▶
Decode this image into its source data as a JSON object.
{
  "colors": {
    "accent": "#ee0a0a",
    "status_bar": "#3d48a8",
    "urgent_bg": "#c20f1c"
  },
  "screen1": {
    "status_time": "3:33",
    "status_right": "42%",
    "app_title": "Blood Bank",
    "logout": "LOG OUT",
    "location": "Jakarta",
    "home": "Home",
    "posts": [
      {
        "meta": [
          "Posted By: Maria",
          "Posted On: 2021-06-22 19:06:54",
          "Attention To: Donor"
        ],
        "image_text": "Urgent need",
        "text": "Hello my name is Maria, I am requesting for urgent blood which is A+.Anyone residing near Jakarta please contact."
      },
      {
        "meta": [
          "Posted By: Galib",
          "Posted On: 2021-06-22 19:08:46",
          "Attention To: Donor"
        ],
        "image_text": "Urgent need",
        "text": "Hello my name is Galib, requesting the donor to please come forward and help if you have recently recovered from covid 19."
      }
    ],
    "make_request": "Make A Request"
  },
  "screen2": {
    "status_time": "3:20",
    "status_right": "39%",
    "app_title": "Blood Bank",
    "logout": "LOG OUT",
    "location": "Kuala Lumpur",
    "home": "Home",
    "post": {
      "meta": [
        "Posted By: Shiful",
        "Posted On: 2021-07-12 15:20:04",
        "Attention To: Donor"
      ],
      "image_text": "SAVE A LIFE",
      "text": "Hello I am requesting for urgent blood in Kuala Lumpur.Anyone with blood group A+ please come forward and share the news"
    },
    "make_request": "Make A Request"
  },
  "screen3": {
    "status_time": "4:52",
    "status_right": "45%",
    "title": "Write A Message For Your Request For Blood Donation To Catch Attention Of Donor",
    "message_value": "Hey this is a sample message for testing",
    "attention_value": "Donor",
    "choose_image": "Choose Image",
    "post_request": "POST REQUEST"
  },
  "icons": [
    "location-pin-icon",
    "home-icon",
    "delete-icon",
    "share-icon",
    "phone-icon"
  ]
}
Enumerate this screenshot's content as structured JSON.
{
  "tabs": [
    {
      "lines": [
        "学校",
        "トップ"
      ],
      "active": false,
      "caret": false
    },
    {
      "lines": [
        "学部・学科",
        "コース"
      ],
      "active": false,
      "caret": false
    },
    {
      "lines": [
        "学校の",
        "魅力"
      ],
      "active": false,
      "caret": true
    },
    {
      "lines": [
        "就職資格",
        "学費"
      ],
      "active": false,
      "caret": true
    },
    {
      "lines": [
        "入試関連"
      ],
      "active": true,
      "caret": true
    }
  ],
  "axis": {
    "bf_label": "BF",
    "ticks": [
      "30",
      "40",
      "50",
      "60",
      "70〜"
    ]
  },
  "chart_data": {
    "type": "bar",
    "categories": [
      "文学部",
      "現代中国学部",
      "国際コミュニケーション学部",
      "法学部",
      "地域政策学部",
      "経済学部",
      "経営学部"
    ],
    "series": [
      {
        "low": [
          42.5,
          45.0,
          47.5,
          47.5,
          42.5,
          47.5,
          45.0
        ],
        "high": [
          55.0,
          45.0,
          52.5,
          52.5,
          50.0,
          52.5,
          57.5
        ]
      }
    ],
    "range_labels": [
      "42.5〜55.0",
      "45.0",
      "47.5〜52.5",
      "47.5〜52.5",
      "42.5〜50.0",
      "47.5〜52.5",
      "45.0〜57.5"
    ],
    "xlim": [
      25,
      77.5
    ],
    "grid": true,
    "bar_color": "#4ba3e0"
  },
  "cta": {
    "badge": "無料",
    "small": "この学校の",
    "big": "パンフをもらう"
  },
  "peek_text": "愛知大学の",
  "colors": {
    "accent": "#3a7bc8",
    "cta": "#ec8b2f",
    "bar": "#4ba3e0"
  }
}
◀
What you should do: Copy the lines from the entries above in which the word "Hello" appears.

The solution:
        "text": "Hello my name is Maria, I am requesting for urgent blood which is A+.Anyone residing near Jakarta please contact."
        "text": "Hello my name is Galib, requesting the donor to please come forward and help if you have recently recovered from covid 19."
      "text": "Hello I am requesting for urgent blood in Kuala Lumpur.Anyone with blood group A+ please come forward and share the news"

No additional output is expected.